=== Instructions for the task ===
Reproduce the records below line for line, changing nothing.

>> BEGIN Data for the task

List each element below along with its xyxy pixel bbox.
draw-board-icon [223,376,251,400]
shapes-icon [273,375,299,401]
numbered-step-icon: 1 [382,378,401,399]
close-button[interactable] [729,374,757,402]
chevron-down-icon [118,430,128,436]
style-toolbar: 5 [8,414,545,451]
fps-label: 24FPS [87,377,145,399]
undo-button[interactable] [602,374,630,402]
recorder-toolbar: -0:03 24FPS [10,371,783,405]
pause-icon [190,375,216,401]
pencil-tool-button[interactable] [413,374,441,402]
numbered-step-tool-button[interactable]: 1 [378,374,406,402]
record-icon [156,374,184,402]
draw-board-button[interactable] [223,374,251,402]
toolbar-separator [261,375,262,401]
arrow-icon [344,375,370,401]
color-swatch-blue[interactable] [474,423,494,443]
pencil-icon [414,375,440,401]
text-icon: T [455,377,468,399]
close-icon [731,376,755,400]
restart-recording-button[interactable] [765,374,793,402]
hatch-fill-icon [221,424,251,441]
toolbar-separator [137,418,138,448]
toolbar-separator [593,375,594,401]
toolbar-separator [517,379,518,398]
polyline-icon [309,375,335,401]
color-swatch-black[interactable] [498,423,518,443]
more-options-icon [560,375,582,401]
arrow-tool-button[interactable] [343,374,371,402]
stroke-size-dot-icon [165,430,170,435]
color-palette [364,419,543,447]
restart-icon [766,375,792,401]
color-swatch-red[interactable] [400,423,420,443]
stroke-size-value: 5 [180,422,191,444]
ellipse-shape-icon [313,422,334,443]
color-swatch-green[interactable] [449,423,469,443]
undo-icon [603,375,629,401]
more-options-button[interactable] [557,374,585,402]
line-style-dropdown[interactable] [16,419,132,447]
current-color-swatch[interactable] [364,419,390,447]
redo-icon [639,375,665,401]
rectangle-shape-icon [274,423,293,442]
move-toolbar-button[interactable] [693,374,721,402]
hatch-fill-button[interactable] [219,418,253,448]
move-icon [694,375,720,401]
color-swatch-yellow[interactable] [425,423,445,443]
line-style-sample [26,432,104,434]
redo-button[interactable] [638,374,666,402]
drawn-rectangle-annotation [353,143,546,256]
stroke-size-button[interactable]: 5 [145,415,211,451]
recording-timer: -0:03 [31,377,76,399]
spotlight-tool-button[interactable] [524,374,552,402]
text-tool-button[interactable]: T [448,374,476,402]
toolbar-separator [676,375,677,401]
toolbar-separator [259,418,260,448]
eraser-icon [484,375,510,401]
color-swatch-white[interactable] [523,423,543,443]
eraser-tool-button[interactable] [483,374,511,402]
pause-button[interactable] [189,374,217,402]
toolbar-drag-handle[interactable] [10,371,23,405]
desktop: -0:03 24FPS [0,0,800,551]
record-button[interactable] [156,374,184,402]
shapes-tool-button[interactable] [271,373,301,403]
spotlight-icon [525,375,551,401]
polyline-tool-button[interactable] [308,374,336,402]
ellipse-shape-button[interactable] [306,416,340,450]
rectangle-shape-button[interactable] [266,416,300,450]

>> END Data for the task

=== Finished task ===
List each element below along with its xyxy pixel bbox.
draw-board-icon [223,376,251,400]
shapes-icon [273,375,299,401]
numbered-step-icon: 1 [382,378,401,399]
close-button[interactable] [729,374,757,402]
chevron-down-icon [118,430,128,436]
style-toolbar: 5 [8,414,545,451]
fps-label: 24FPS [87,377,145,399]
undo-button[interactable] [602,374,630,402]
recorder-toolbar: -0:03 24FPS [10,371,783,405]
pause-icon [190,375,216,401]
pencil-tool-button[interactable] [413,374,441,402]
numbered-step-tool-button[interactable]: 1 [378,374,406,402]
record-icon [156,374,184,402]
draw-board-button[interactable] [223,374,251,402]
toolbar-separator [261,375,262,401]
arrow-icon [344,375,370,401]
color-swatch-blue[interactable] [474,423,494,443]
pencil-icon [414,375,440,401]
text-icon: T [455,377,468,399]
close-icon [731,376,755,400]
restart-recording-button[interactable] [765,374,793,402]
hatch-fill-icon [221,424,251,441]
toolbar-separator [137,418,138,448]
toolbar-separator [593,375,594,401]
toolbar-separator [517,379,518,398]
polyline-icon [309,375,335,401]
color-swatch-black[interactable] [498,423,518,443]
more-options-icon [560,375,582,401]
arrow-tool-button[interactable] [343,374,371,402]
stroke-size-dot-icon [165,430,170,435]
color-palette [364,419,543,447]
restart-icon [766,375,792,401]
color-swatch-red[interactable] [400,423,420,443]
stroke-size-value: 5 [180,422,191,444]
ellipse-shape-icon [313,422,334,443]
color-swatch-green[interactable] [449,423,469,443]
undo-icon [603,375,629,401]
more-options-button[interactable] [557,374,585,402]
line-style-dropdown[interactable] [16,419,132,447]
current-color-swatch[interactable] [364,419,390,447]
redo-icon [639,375,665,401]
rectangle-shape-icon [274,423,293,442]
move-toolbar-button[interactable] [693,374,721,402]
hatch-fill-button[interactable] [219,418,253,448]
move-icon [694,375,720,401]
color-swatch-yellow[interactable] [425,423,445,443]
line-style-sample [26,432,104,434]
redo-button[interactable] [638,374,666,402]
drawn-rectangle-annotation [353,143,546,256]
stroke-size-button[interactable]: 5 [145,415,211,451]
recording-timer: -0:03 [31,377,76,399]
spotlight-tool-button[interactable] [524,374,552,402]
text-tool-button[interactable]: T [448,374,476,402]
toolbar-separator [676,375,677,401]
toolbar-separator [259,418,260,448]
eraser-icon [484,375,510,401]
color-swatch-white[interactable] [523,423,543,443]
eraser-tool-button[interactable] [483,374,511,402]
pause-button[interactable] [189,374,217,402]
toolbar-drag-handle[interactable] [10,371,23,405]
desktop: -0:03 24FPS [0,0,800,551]
record-button[interactable] [156,374,184,402]
shapes-tool-button[interactable] [271,373,301,403]
spotlight-icon [525,375,551,401]
polyline-tool-button[interactable] [308,374,336,402]
ellipse-shape-button[interactable] [306,416,340,450]
rectangle-shape-button[interactable] [266,416,300,450]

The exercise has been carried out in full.